Given request
Locate the string "EQUILIBRIUM" in the listing below. Copy every line where it is found.

..........

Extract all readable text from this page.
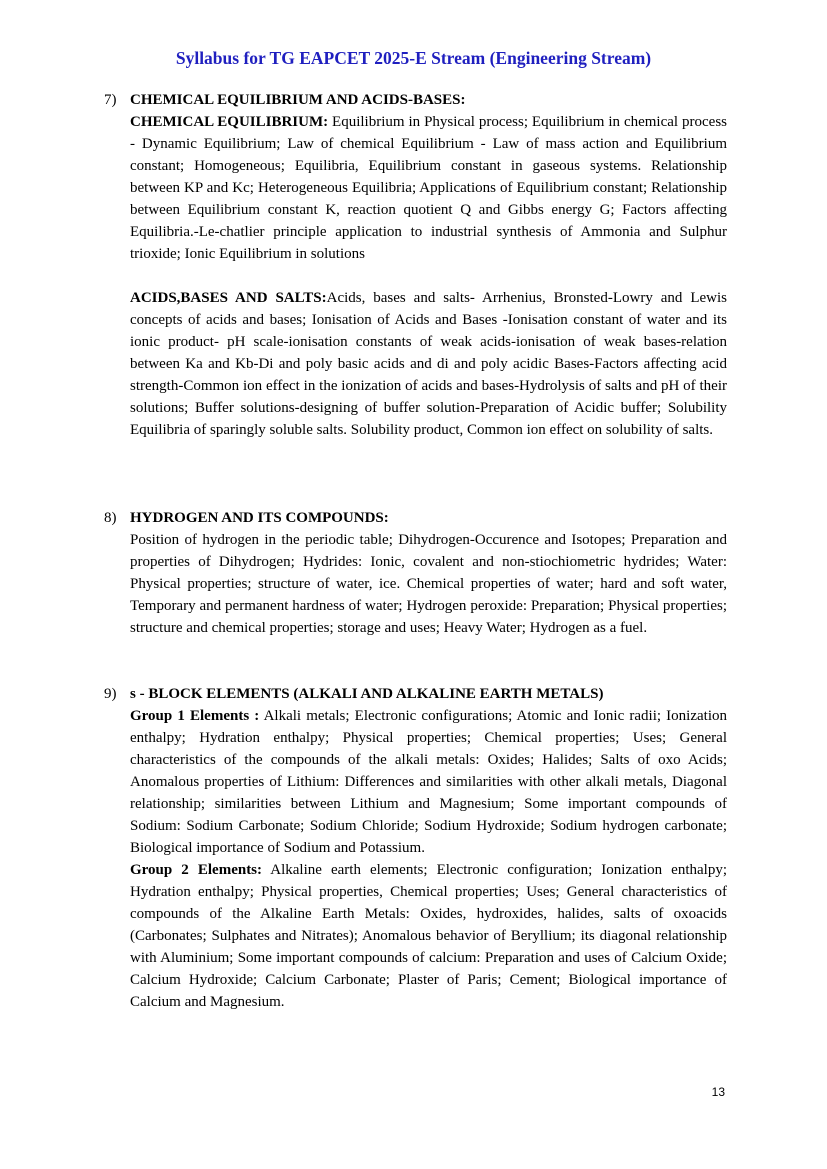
Syllabus for TG EAPCET 2025-E Stream (Engineering Stream)
7) CHEMICAL EQUILIBRIUM AND ACIDS-BASES:

CHEMICAL EQUILIBRIUM: Equilibrium in Physical process; Equilibrium in chemical process - Dynamic Equilibrium; Law of chemical Equilibrium - Law of mass action and Equilibrium constant; Homogeneous; Equilibria, Equilibrium constant in gaseous systems. Relationship between KP and Kc; Heterogeneous Equilibria; Applications of Equilibrium constant; Relationship between Equilibrium constant K, reaction quotient Q and Gibbs energy G; Factors affecting Equilibria.-Le-chatlier principle application to industrial synthesis of Ammonia and Sulphur trioxide; Ionic Equilibrium in solutions

ACIDS,BASES AND SALTS:Acids, bases and salts- Arrhenius, Bronsted-Lowry and Lewis concepts of acids and bases; Ionisation of Acids and Bases -Ionisation constant of water and its ionic product- pH scale-ionisation constants of weak acids-ionisation of weak bases-relation between Ka and Kb-Di and poly basic acids and di and poly acidic Bases-Factors affecting acid strength-Common ion effect in the ionization of acids and bases-Hydrolysis of salts and pH of their solutions; Buffer solutions-designing of buffer solution-Preparation of Acidic buffer; Solubility Equilibria of sparingly soluble salts. Solubility product, Common ion effect on solubility of salts.

8) HYDROGEN AND ITS COMPOUNDS:

Position of hydrogen in the periodic table; Dihydrogen-Occurence and Isotopes; Preparation and properties of Dihydrogen; Hydrides: Ionic, covalent and non-stiochiometric hydrides; Water: Physical properties; structure of water, ice. Chemical properties of water; hard and soft water, Temporary and permanent hardness of water; Hydrogen peroxide: Preparation; Physical properties; structure and chemical properties; storage and uses; Heavy Water; Hydrogen as a fuel.

9) s - BLOCK ELEMENTS (ALKALI AND ALKALINE EARTH METALS)

Group 1 Elements : Alkali metals; Electronic configurations; Atomic and Ionic radii; Ionization enthalpy; Hydration enthalpy; Physical properties; Chemical properties; Uses; General characteristics of the compounds of the alkali metals: Oxides; Halides; Salts of oxo Acids; Anomalous properties of Lithium: Differences and similarities with other alkali metals, Diagonal relationship; similarities between Lithium and Magnesium; Some important compounds of Sodium: Sodium Carbonate; Sodium Chloride; Sodium Hydroxide; Sodium hydrogen carbonate; Biological importance of Sodium and Potassium.

Group 2 Elements: Alkaline earth elements; Electronic configuration; Ionization enthalpy; Hydration enthalpy; Physical properties, Chemical properties; Uses; General characteristics of compounds of the Alkaline Earth Metals: Oxides, hydroxides, halides, salts of oxoacids (Carbonates; Sulphates and Nitrates); Anomalous behavior of Beryllium; its diagonal relationship with Aluminium; Some important compounds of calcium: Preparation and uses of Calcium Oxide; Calcium Hydroxide; Calcium Carbonate; Plaster of Paris; Cement; Biological importance of Calcium and Magnesium.

13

..........

The reply
7) CHEMICAL EQUILIBRIUM AND ACIDS-BASES:
CHEMICAL EQUILIBRIUM: Equilibrium in Physical process; Equilibrium in chemical process - Dynamic Equilibrium; Law of chemical Equilibrium - Law of mass action and Equilibrium constant; Homogeneous; Equilibria, Equilibrium constant in gaseous systems. Relationship between KP and Kc; Heterogeneous Equilibria; Applications of Equilibrium constant; Relationship between Equilibrium constant K, reaction quotient Q and Gibbs energy G; Factors affecting Equilibria.-Le-chatlier principle application to industrial synthesis of Ammonia and Sulphur trioxide; Ionic Equilibrium in solutions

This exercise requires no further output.